■ Exercise input
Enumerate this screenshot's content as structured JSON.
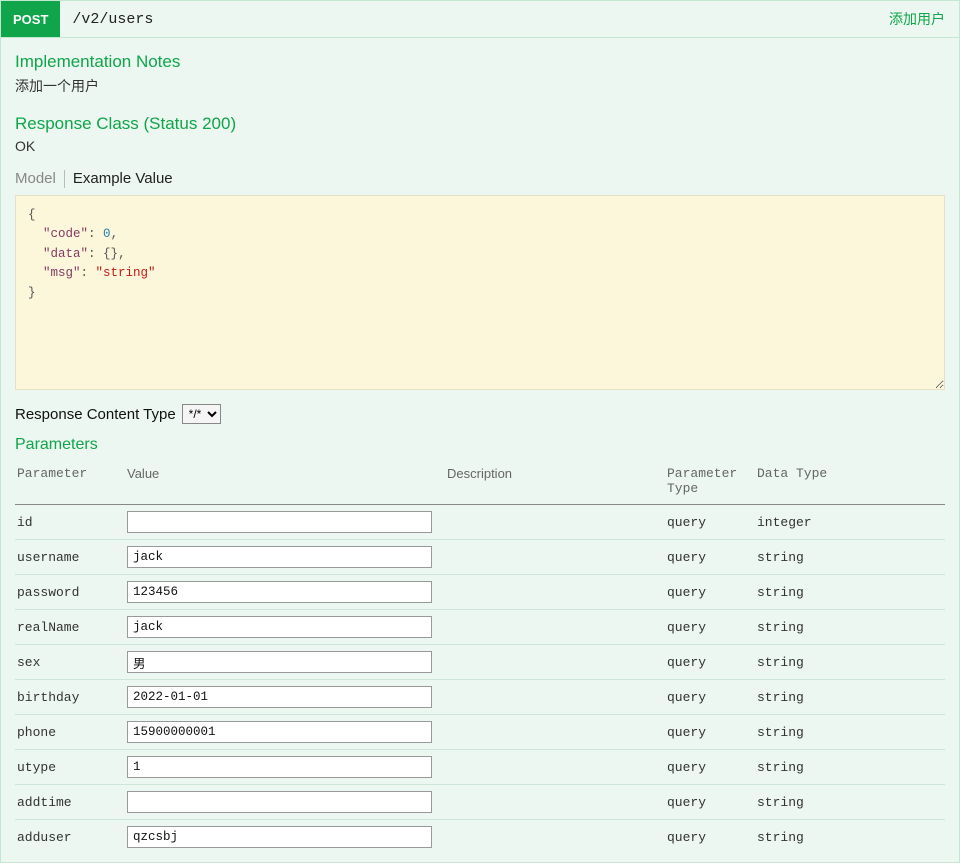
{
  "header": {
    "method": "POST",
    "path": "/v2/users",
    "summary": "添加用户"
  },
  "notes": {
    "title": "Implementation Notes",
    "text": "添加一个用户"
  },
  "response_class": {
    "title": "Response Class (Status 200)",
    "status": "OK"
  },
  "tabs": {
    "model": "Model",
    "example": "Example Value"
  },
  "example_json": {
    "line1_open": "{",
    "line2_key": "\"code\"",
    "line2_sep": ": ",
    "line2_val": "0",
    "line2_end": ",",
    "line3_key": "\"data\"",
    "line3_sep": ": ",
    "line3_val": "{}",
    "line3_end": ",",
    "line4_key": "\"msg\"",
    "line4_sep": ": ",
    "line4_val": "\"string\"",
    "line5_close": "}"
  },
  "response_content_type": {
    "label": "Response Content Type",
    "selected": "*/*"
  },
  "parameters": {
    "title": "Parameters",
    "headers": {
      "parameter": "Parameter",
      "value": "Value",
      "description": "Description",
      "parameter_type": "Parameter Type",
      "data_type": "Data Type"
    },
    "rows": [
      {
        "name": "id",
        "value": "",
        "description": "",
        "ptype": "query",
        "dtype": "integer"
      },
      {
        "name": "username",
        "value": "jack",
        "description": "",
        "ptype": "query",
        "dtype": "string"
      },
      {
        "name": "password",
        "value": "123456",
        "description": "",
        "ptype": "query",
        "dtype": "string"
      },
      {
        "name": "realName",
        "value": "jack",
        "description": "",
        "ptype": "query",
        "dtype": "string"
      },
      {
        "name": "sex",
        "value": "男",
        "description": "",
        "ptype": "query",
        "dtype": "string"
      },
      {
        "name": "birthday",
        "value": "2022-01-01",
        "description": "",
        "ptype": "query",
        "dtype": "string"
      },
      {
        "name": "phone",
        "value": "15900000001",
        "description": "",
        "ptype": "query",
        "dtype": "string"
      },
      {
        "name": "utype",
        "value": "1",
        "description": "",
        "ptype": "query",
        "dtype": "string"
      },
      {
        "name": "addtime",
        "value": "",
        "description": "",
        "ptype": "query",
        "dtype": "string"
      },
      {
        "name": "adduser",
        "value": "qzcsbj",
        "description": "",
        "ptype": "query",
        "dtype": "string"
      }
    ]
  }
}
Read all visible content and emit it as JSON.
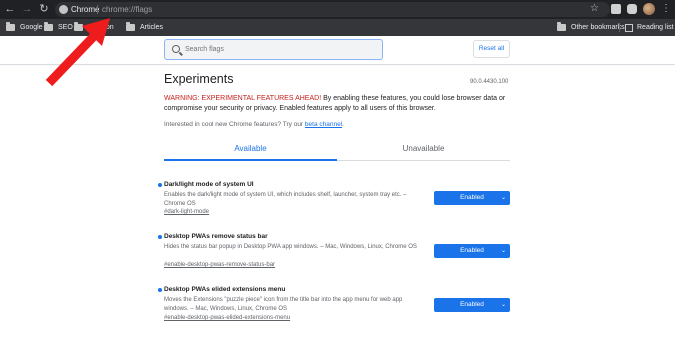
{
  "toolbar": {
    "back_icon": "back-arrow-icon",
    "forward_icon": "forward-arrow-icon",
    "reload_icon": "reload-icon",
    "omnibox_label": "Chrome",
    "omnibox_url": "chrome://flags"
  },
  "bookmarks": {
    "items": [
      {
        "label": "Google"
      },
      {
        "label": "SEO"
      },
      {
        "label": "Partition"
      },
      {
        "label": "Articles"
      }
    ],
    "other_label": "Other bookmarks",
    "reading_list_label": "Reading list"
  },
  "search": {
    "placeholder": "Search flags",
    "reset_label": "Reset all"
  },
  "page": {
    "title": "Experiments",
    "version": "90.0.4430.100",
    "warning_red": "WARNING: EXPERIMENTAL FEATURES AHEAD!",
    "warning_text": " By enabling these features, you could lose browser data or compromise your security or privacy. Enabled features apply to all users of this browser.",
    "cool_text": "Interested in cool new Chrome features? Try our ",
    "cool_link": "beta channel",
    "cool_end": "."
  },
  "tabs": {
    "available": "Available",
    "unavailable": "Unavailable"
  },
  "flags": [
    {
      "name": "Dark/light mode of system UI",
      "description": "Enables the dark/light mode of system UI, which includes shelf, launcher, system tray etc. – Chrome OS",
      "link": "#dark-light-mode",
      "value": "Enabled"
    },
    {
      "name": "Desktop PWAs remove status bar",
      "description": "Hides the status bar popup in Desktop PWA app windows. – Mac, Windows, Linux, Chrome OS",
      "link": "#enable-desktop-pwas-remove-status-bar",
      "value": "Enabled"
    },
    {
      "name": "Desktop PWAs elided extensions menu",
      "description": "Moves the Extensions \"puzzle piece\" icon from the title bar into the app menu for web app windows. – Mac, Windows, Linux, Chrome OS",
      "link": "#enable-desktop-pwas-elided-extensions-menu",
      "value": "Enabled"
    }
  ],
  "colors": {
    "accent": "#1a73e8",
    "warning": "#c5221f",
    "annotation_arrow": "#ee1c1c"
  }
}
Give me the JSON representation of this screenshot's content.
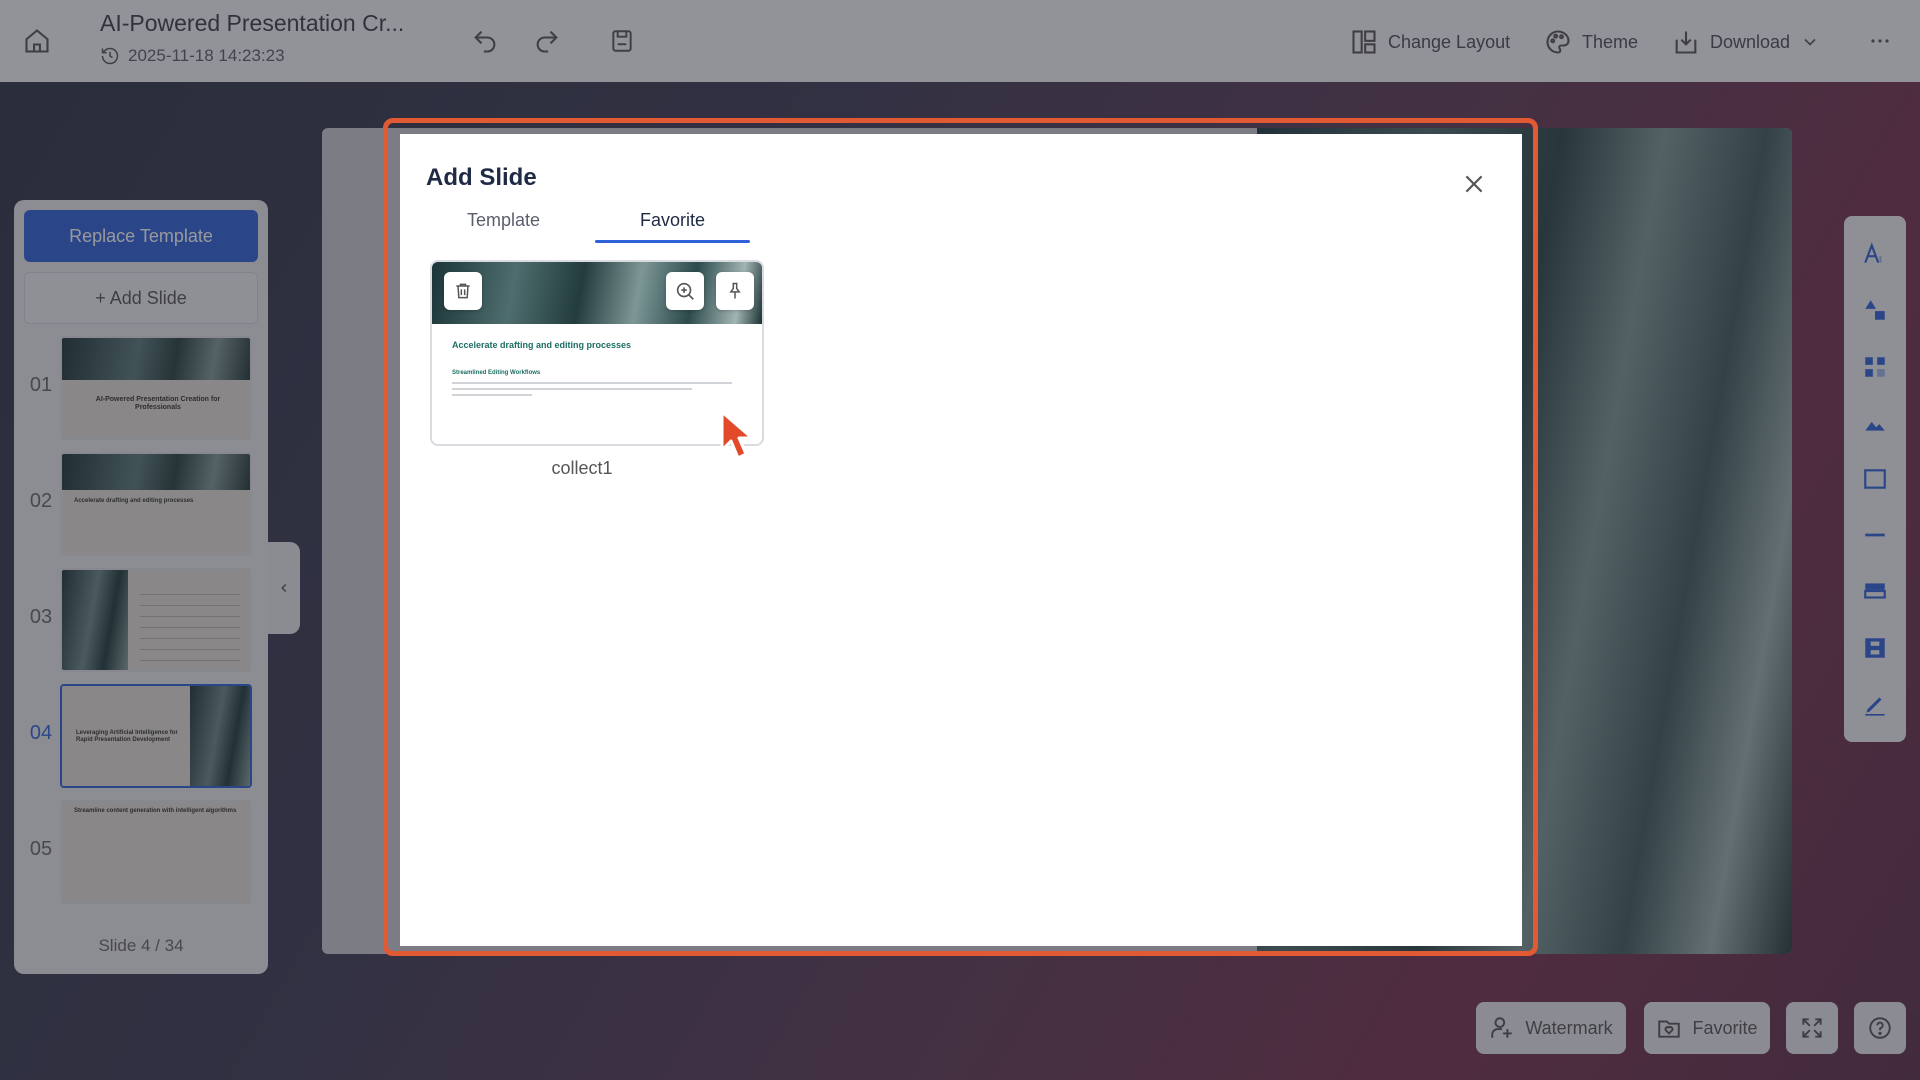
{
  "header": {
    "title": "AI-Powered Presentation Cr...",
    "timestamp": "2025-11-18 14:23:23",
    "change_layout": "Change Layout",
    "theme": "Theme",
    "download": "Download"
  },
  "sidebar": {
    "replace_template": "Replace Template",
    "add_slide": "+ Add Slide",
    "slides": [
      {
        "num": "01",
        "title": "AI-Powered Presentation Creation for Professionals"
      },
      {
        "num": "02",
        "title": "Accelerate drafting and editing processes"
      },
      {
        "num": "03",
        "title": ""
      },
      {
        "num": "04",
        "title": "Leveraging Artificial Intelligence for Rapid Presentation Development"
      },
      {
        "num": "05",
        "title": "Streamline content generation with intelligent algorithms"
      }
    ],
    "slide_counter": "Slide 4 / 34"
  },
  "bottom": {
    "watermark": "Watermark",
    "favorite": "Favorite"
  },
  "modal": {
    "title": "Add Slide",
    "tabs": [
      "Template",
      "Favorite"
    ],
    "active_tab": "Favorite",
    "items": [
      {
        "label": "collect1",
        "heading": "Accelerate drafting and editing processes",
        "subheading": "Streamlined Editing Workflows"
      }
    ]
  },
  "colors": {
    "accent": "#2f62d8",
    "highlight": "#e25a33"
  }
}
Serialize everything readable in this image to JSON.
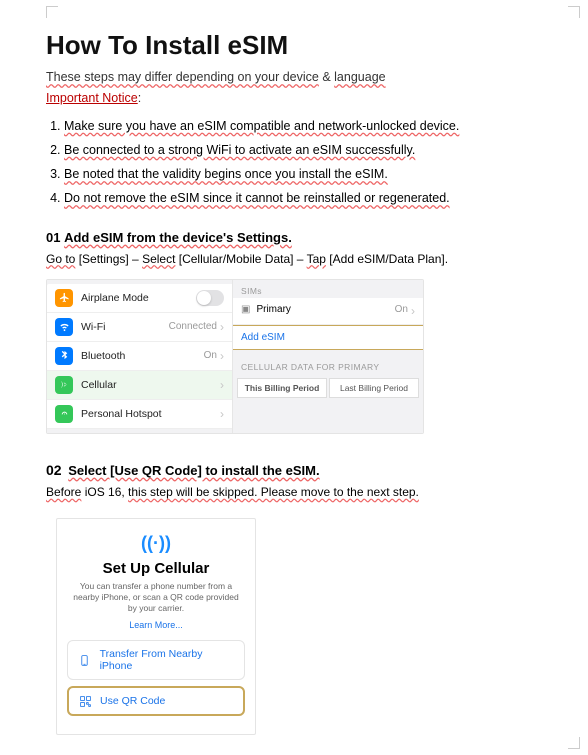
{
  "title": "How To Install eSIM",
  "intro": {
    "p1_a": "These steps may differ depending on your device",
    "p1_amp": " & ",
    "p1_b": "language",
    "p2": "Important Notice",
    "p2_colon": ":"
  },
  "notices": {
    "n1": "Make sure you have an eSIM compatible and network-unlocked device.",
    "n2": "Be connected to a strong WiFi to activate an eSIM successfully.",
    "n3": "Be noted that the validity begins once you install the eSIM.",
    "n4": "Do not remove the eSIM since it cannot be reinstalled or regenerated."
  },
  "step01": {
    "num": "01",
    "head": "Add eSIM from the device's Settings.",
    "sub_a": "Go to",
    "sub_b": " [Settings] – ",
    "sub_c": "Select",
    "sub_d": " [Cellular/Mobile Data] – ",
    "sub_e": "Tap",
    "sub_f": " [Add eSIM/Data Plan]"
  },
  "shot1": {
    "airplane": "Airplane Mode",
    "wifi": "Wi-Fi",
    "wifi_status": "Connected",
    "bluetooth": "Bluetooth",
    "bt_status": "On",
    "cellular": "Cellular",
    "hotspot": "Personal Hotspot",
    "sims_hdr": "SIMs",
    "primary": "Primary",
    "primary_status": "On",
    "add_esim": "Add eSIM",
    "cell_data_hdr": "CELLULAR DATA FOR PRIMARY",
    "tab1": "This Billing Period",
    "tab2": "Last Billing Period"
  },
  "step02": {
    "num": "02",
    "head": "Select [Use QR Code] to install the eSIM.",
    "sub_a": "Before",
    "sub_b": " iOS 16, ",
    "sub_c": "this step will be skipped. Please move to the next step."
  },
  "shot2": {
    "antenna": "((·))",
    "title": "Set Up Cellular",
    "desc": "You can transfer a phone number from a nearby iPhone, or scan a QR code provided by your carrier.",
    "learn": "Learn More...",
    "opt1": "Transfer From Nearby iPhone",
    "opt2": "Use QR Code"
  }
}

■ Goal
Your copy of the data above should match it exactly, except that pictures are left out.

■ Solved problem
Enumerate this screenshot's content as structured JSON.
{
  "header": {
    "method": "POST",
    "path": "/v2/users",
    "summary": "添加用户"
  },
  "notes": {
    "title": "Implementation Notes",
    "text": "添加一个用户"
  },
  "response_class": {
    "title": "Response Class (Status 200)",
    "status": "OK"
  },
  "tabs": {
    "model": "Model",
    "example": "Example Value"
  },
  "example_json": {
    "line1_open": "{",
    "line2_key": "\"code\"",
    "line2_sep": ": ",
    "line2_val": "0",
    "line2_end": ",",
    "line3_key": "\"data\"",
    "line3_sep": ": ",
    "line3_val": "{}",
    "line3_end": ",",
    "line4_key": "\"msg\"",
    "line4_sep": ": ",
    "line4_val": "\"string\"",
    "line5_close": "}"
  },
  "response_content_type": {
    "label": "Response Content Type",
    "selected": "*/*"
  },
  "parameters": {
    "title": "Parameters",
    "headers": {
      "parameter": "Parameter",
      "value": "Value",
      "description": "Description",
      "parameter_type": "Parameter Type",
      "data_type": "Data Type"
    },
    "rows": [
      {
        "name": "id",
        "value": "",
        "description": "",
        "ptype": "query",
        "dtype": "integer"
      },
      {
        "name": "username",
        "value": "jack",
        "description": "",
        "ptype": "query",
        "dtype": "string"
      },
      {
        "name": "password",
        "value": "123456",
        "description": "",
        "ptype": "query",
        "dtype": "string"
      },
      {
        "name": "realName",
        "value": "jack",
        "description": "",
        "ptype": "query",
        "dtype": "string"
      },
      {
        "name": "sex",
        "value": "男",
        "description": "",
        "ptype": "query",
        "dtype": "string"
      },
      {
        "name": "birthday",
        "value": "2022-01-01",
        "description": "",
        "ptype": "query",
        "dtype": "string"
      },
      {
        "name": "phone",
        "value": "15900000001",
        "description": "",
        "ptype": "query",
        "dtype": "string"
      },
      {
        "name": "utype",
        "value": "1",
        "description": "",
        "ptype": "query",
        "dtype": "string"
      },
      {
        "name": "addtime",
        "value": "",
        "description": "",
        "ptype": "query",
        "dtype": "string"
      },
      {
        "name": "adduser",
        "value": "qzcsbj",
        "description": "",
        "ptype": "query",
        "dtype": "string"
      }
    ]
  }
}
Read all visible content and emit it as JSON.
{
  "toolbar": {
    "back_icon": "back-arrow-icon",
    "forward_icon": "forward-arrow-icon",
    "reload_icon": "reload-icon",
    "omnibox_label": "Chrome",
    "omnibox_url": "chrome://flags"
  },
  "bookmarks": {
    "items": [
      {
        "label": "Google"
      },
      {
        "label": "SEO"
      },
      {
        "label": "Partition"
      },
      {
        "label": "Articles"
      }
    ],
    "other_label": "Other bookmarks",
    "reading_list_label": "Reading list"
  },
  "search": {
    "placeholder": "Search flags",
    "reset_label": "Reset all"
  },
  "page": {
    "title": "Experiments",
    "version": "90.0.4430.100",
    "warning_red": "WARNING: EXPERIMENTAL FEATURES AHEAD!",
    "warning_text": " By enabling these features, you could lose browser data or compromise your security or privacy. Enabled features apply to all users of this browser.",
    "cool_text": "Interested in cool new Chrome features? Try our ",
    "cool_link": "beta channel",
    "cool_end": "."
  },
  "tabs": {
    "available": "Available",
    "unavailable": "Unavailable"
  },
  "flags": [
    {
      "name": "Dark/light mode of system UI",
      "description": "Enables the dark/light mode of system UI, which includes shelf, launcher, system tray etc. – Chrome OS",
      "link": "#dark-light-mode",
      "value": "Enabled"
    },
    {
      "name": "Desktop PWAs remove status bar",
      "description": "Hides the status bar popup in Desktop PWA app windows. – Mac, Windows, Linux, Chrome OS",
      "link": "#enable-desktop-pwas-remove-status-bar",
      "value": "Enabled"
    },
    {
      "name": "Desktop PWAs elided extensions menu",
      "description": "Moves the Extensions \"puzzle piece\" icon from the title bar into the app menu for web app windows. – Mac, Windows, Linux, Chrome OS",
      "link": "#enable-desktop-pwas-elided-extensions-menu",
      "value": "Enabled"
    }
  ],
  "colors": {
    "accent": "#1a73e8",
    "warning": "#c5221f",
    "annotation_arrow": "#ee1c1c"
  }
}
Give me the JSON representation of this screenshot's content.
{
  "header": {
    "title": "AI-Powered Presentation Cr...",
    "timestamp": "2025-11-18 14:23:23",
    "change_layout": "Change Layout",
    "theme": "Theme",
    "download": "Download"
  },
  "sidebar": {
    "replace_template": "Replace Template",
    "add_slide": "+ Add Slide",
    "slides": [
      {
        "num": "01",
        "title": "AI-Powered Presentation Creation for Professionals"
      },
      {
        "num": "02",
        "title": "Accelerate drafting and editing processes"
      },
      {
        "num": "03",
        "title": ""
      },
      {
        "num": "04",
        "title": "Leveraging Artificial Intelligence for Rapid Presentation Development"
      },
      {
        "num": "05",
        "title": "Streamline content generation with intelligent algorithms"
      }
    ],
    "slide_counter": "Slide 4 / 34"
  },
  "bottom": {
    "watermark": "Watermark",
    "favorite": "Favorite"
  },
  "modal": {
    "title": "Add Slide",
    "tabs": [
      "Template",
      "Favorite"
    ],
    "active_tab": "Favorite",
    "items": [
      {
        "label": "collect1",
        "heading": "Accelerate drafting and editing processes",
        "subheading": "Streamlined Editing Workflows"
      }
    ]
  },
  "colors": {
    "accent": "#2f62d8",
    "highlight": "#e25a33"
  }
}
Serialize everything readable in this image to JSON.
{
  "title": "How To Install eSIM",
  "intro": {
    "p1_a": "These steps may differ depending on your device",
    "p1_amp": " & ",
    "p1_b": "language",
    "p2": "Important Notice",
    "p2_colon": ":"
  },
  "notices": {
    "n1": "Make sure you have an eSIM compatible and network-unlocked device.",
    "n2": "Be connected to a strong WiFi to activate an eSIM successfully.",
    "n3": "Be noted that the validity begins once you install the eSIM.",
    "n4": "Do not remove the eSIM since it cannot be reinstalled or regenerated."
  },
  "step01": {
    "num": "01",
    "head": "Add eSIM from the device's Settings.",
    "sub_a": "Go to",
    "sub_b": " [Settings] – ",
    "sub_c": "Select",
    "sub_d": " [Cellular/Mobile Data] – ",
    "sub_e": "Tap",
    "sub_f": " [Add eSIM/Data Plan]"
  },
  "shot1": {
    "airplane": "Airplane Mode",
    "wifi": "Wi-Fi",
    "wifi_status": "Connected",
    "bluetooth": "Bluetooth",
    "bt_status": "On",
    "cellular": "Cellular",
    "hotspot": "Personal Hotspot",
    "sims_hdr": "SIMs",
    "primary": "Primary",
    "primary_status": "On",
    "add_esim": "Add eSIM",
    "cell_data_hdr": "CELLULAR DATA FOR PRIMARY",
    "tab1": "This Billing Period",
    "tab2": "Last Billing Period"
  },
  "step02": {
    "num": "02",
    "head": "Select [Use QR Code] to install the eSIM.",
    "sub_a": "Before",
    "sub_b": " iOS 16, ",
    "sub_c": "this step will be skipped. Please move to the next step."
  },
  "shot2": {
    "antenna": "((·))",
    "title": "Set Up Cellular",
    "desc": "You can transfer a phone number from a nearby iPhone, or scan a QR code provided by your carrier.",
    "learn": "Learn More...",
    "opt1": "Transfer From Nearby iPhone",
    "opt2": "Use QR Code"
  }
}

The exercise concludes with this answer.